* DIRECTIONS: Find each line that has the string "ellipse" and give the total, with nothing else.

* ENTRIES SHOWN:
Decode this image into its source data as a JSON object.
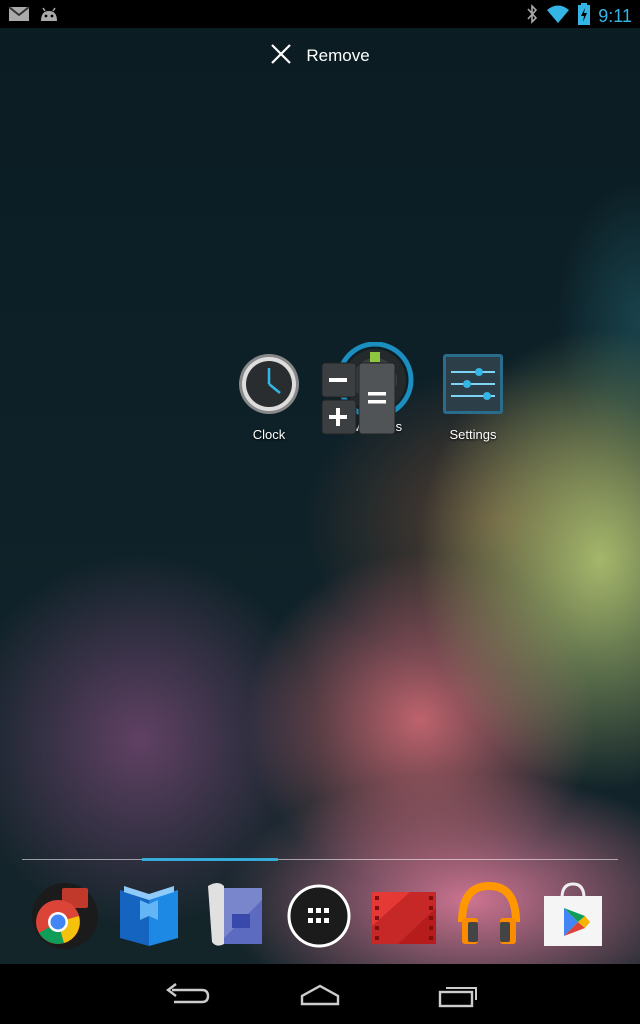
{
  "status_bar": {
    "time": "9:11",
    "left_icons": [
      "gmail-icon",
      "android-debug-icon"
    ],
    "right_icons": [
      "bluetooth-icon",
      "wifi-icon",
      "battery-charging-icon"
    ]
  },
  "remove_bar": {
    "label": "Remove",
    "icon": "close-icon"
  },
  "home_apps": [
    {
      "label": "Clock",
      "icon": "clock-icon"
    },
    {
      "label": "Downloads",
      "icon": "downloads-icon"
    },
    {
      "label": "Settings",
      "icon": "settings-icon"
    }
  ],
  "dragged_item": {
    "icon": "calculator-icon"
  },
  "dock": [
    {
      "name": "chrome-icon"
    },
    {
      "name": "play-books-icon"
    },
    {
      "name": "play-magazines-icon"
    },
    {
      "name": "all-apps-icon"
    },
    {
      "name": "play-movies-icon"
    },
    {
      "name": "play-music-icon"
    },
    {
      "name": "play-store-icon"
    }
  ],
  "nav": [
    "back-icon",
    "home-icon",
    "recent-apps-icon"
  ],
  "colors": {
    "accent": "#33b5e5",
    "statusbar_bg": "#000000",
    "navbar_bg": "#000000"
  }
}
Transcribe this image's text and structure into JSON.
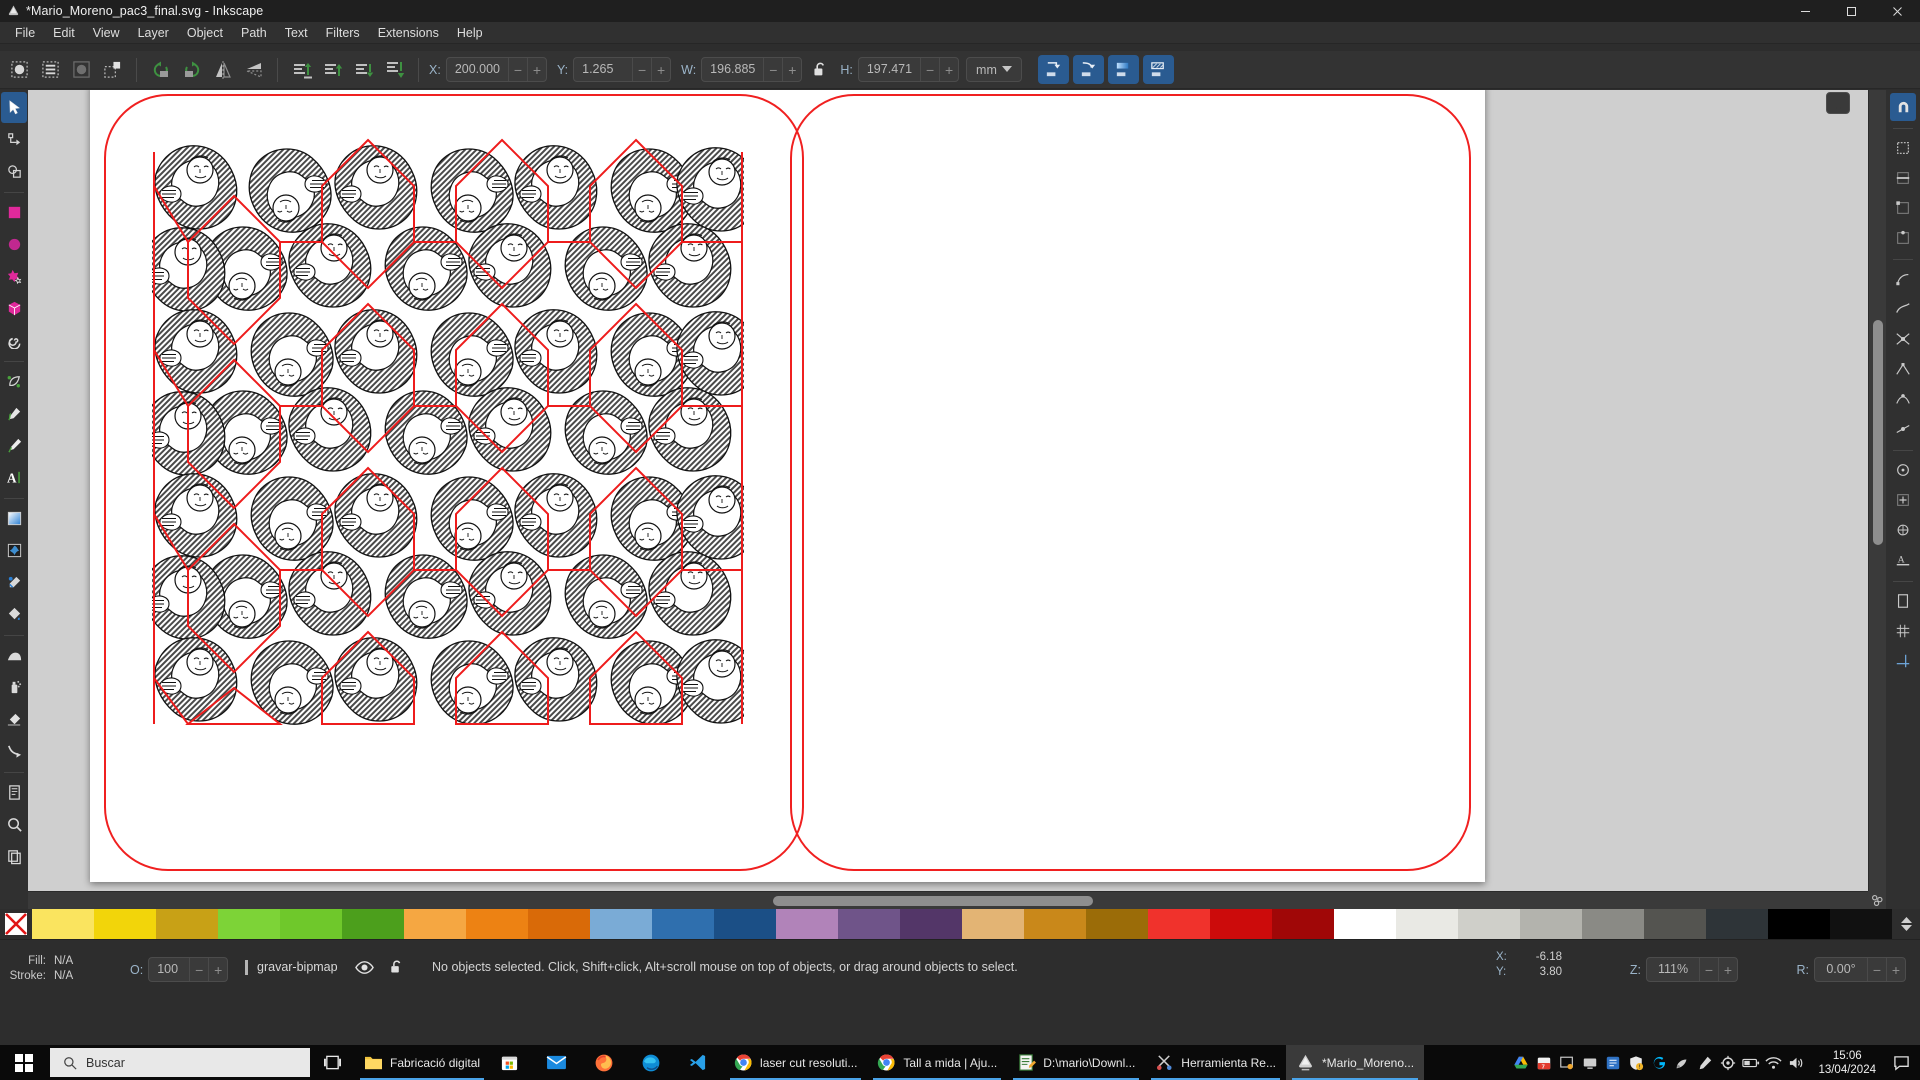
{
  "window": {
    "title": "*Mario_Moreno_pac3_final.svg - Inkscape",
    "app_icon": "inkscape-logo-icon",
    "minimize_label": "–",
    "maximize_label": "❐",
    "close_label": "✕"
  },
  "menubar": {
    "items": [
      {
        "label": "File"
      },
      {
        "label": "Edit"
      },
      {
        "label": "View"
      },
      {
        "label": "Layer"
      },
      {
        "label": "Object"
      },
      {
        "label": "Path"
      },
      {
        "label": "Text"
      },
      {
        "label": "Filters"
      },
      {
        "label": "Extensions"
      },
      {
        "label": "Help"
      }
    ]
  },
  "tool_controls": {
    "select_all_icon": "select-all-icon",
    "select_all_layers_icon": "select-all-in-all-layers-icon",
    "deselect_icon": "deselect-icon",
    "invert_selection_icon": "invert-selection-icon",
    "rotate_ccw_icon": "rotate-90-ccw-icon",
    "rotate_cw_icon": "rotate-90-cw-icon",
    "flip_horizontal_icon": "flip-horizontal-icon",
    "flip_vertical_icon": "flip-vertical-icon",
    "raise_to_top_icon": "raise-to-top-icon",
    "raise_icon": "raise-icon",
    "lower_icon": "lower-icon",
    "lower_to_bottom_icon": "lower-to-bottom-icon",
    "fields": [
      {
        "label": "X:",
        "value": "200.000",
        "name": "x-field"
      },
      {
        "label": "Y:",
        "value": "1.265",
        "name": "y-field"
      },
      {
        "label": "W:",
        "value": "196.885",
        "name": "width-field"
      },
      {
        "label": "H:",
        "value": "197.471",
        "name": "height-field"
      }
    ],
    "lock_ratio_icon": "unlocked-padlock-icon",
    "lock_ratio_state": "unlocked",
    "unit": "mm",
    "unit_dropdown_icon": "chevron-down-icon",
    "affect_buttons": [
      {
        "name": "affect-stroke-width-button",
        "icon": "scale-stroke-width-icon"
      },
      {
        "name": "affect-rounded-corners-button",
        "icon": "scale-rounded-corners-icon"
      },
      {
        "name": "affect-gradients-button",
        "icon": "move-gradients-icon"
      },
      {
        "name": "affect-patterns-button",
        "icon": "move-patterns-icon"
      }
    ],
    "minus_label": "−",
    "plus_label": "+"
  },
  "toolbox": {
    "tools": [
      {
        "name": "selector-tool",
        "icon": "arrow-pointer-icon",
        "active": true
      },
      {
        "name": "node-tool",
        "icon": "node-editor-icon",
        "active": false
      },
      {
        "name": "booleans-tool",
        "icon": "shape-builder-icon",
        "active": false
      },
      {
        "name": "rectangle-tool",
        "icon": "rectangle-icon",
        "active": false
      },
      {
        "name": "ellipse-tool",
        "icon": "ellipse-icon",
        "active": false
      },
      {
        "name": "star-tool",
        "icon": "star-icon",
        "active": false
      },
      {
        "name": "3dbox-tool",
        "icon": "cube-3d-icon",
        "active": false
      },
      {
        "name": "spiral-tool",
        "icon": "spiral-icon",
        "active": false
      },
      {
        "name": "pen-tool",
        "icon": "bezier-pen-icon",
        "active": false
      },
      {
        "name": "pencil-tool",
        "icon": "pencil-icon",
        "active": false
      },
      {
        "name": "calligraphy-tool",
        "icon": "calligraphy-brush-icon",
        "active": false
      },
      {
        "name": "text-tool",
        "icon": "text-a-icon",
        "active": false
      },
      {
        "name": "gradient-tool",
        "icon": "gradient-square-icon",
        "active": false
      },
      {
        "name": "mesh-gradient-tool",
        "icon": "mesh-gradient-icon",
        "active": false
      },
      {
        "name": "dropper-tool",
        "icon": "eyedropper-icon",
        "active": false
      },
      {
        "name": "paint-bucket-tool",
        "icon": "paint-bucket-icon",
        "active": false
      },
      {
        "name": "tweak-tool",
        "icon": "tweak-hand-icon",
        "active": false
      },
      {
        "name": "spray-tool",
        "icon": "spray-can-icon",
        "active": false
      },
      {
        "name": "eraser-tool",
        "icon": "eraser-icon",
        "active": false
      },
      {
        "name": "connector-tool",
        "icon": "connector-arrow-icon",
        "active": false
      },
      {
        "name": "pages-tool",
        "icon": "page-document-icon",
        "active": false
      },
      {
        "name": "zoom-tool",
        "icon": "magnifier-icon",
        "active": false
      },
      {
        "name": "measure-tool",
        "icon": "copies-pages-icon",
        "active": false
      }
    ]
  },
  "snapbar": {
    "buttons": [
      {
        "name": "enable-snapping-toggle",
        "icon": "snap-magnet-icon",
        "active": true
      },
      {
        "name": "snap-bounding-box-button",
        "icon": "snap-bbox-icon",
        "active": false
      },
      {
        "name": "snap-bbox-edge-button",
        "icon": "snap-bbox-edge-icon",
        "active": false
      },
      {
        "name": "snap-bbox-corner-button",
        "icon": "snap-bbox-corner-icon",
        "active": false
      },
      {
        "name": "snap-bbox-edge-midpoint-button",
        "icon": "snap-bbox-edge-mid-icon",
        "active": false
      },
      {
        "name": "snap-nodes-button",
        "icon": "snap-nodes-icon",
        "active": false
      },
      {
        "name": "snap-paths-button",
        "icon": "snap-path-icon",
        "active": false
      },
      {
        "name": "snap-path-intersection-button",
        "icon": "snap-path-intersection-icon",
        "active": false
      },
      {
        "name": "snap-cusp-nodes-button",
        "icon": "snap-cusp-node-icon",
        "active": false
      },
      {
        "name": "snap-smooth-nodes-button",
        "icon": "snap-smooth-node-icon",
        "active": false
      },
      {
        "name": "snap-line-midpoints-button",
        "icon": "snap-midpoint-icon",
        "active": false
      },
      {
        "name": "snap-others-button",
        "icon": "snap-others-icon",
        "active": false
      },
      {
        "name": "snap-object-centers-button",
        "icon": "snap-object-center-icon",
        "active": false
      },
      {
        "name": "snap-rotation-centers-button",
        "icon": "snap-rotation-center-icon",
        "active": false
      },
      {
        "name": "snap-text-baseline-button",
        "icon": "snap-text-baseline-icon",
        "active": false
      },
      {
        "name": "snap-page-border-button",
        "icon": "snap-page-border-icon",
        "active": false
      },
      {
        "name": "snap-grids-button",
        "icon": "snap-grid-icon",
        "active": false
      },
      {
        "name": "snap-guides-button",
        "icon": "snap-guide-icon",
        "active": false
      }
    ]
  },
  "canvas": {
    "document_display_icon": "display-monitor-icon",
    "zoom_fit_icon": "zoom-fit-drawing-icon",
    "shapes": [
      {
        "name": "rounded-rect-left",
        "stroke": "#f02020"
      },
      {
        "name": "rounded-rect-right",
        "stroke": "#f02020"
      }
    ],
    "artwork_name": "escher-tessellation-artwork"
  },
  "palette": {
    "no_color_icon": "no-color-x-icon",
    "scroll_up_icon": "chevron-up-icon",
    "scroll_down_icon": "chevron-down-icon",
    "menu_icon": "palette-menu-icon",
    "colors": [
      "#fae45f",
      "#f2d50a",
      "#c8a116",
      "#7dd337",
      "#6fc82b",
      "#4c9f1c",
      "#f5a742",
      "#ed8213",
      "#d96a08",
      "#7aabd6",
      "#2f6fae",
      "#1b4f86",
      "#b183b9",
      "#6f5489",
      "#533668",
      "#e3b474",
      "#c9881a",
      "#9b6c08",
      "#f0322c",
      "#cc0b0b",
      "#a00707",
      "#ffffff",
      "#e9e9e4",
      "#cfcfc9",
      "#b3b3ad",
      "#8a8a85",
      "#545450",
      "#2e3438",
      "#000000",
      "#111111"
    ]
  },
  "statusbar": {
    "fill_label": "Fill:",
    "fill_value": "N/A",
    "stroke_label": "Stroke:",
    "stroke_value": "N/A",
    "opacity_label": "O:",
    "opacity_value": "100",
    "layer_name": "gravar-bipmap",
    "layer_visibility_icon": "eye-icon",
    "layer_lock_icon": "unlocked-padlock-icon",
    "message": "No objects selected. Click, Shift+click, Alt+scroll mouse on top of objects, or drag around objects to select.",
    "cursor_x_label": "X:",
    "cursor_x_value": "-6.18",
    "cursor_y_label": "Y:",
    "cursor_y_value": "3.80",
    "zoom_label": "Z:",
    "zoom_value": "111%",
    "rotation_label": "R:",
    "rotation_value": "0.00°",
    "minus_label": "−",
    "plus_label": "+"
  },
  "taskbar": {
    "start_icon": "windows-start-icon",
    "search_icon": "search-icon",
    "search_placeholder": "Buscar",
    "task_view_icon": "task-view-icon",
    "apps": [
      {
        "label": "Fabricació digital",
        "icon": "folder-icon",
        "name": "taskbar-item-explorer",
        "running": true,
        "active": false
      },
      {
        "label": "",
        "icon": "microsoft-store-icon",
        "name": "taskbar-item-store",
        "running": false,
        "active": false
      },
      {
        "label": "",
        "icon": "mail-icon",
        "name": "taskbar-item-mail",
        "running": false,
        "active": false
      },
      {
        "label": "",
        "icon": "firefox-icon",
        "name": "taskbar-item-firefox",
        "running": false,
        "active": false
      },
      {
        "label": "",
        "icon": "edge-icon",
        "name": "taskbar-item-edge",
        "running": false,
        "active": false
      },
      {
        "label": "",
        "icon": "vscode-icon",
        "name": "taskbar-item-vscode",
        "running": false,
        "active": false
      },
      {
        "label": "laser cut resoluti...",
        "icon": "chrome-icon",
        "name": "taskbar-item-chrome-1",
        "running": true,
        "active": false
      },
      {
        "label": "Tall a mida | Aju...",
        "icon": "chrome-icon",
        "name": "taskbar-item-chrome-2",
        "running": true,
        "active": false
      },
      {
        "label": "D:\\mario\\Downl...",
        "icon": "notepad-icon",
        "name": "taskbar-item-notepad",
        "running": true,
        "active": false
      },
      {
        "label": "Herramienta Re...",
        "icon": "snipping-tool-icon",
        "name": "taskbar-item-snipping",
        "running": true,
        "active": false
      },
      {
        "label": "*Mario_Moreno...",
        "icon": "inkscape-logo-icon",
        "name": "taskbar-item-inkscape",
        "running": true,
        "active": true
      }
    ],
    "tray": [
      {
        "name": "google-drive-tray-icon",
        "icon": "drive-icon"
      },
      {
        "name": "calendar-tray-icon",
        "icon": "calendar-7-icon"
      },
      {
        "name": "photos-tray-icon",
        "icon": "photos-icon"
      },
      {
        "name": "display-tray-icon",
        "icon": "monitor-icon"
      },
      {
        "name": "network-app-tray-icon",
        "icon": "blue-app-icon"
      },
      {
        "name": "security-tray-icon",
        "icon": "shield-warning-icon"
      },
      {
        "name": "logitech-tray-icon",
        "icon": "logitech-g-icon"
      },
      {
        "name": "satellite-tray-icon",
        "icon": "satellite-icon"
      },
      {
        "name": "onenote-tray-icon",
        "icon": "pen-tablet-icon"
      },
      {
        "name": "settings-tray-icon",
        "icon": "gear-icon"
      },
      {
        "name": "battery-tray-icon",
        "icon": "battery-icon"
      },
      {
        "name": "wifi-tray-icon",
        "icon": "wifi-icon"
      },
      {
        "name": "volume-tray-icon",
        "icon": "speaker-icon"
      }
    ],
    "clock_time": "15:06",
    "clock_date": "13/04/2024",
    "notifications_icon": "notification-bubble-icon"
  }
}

* OUTPUT OF THE TASK: 2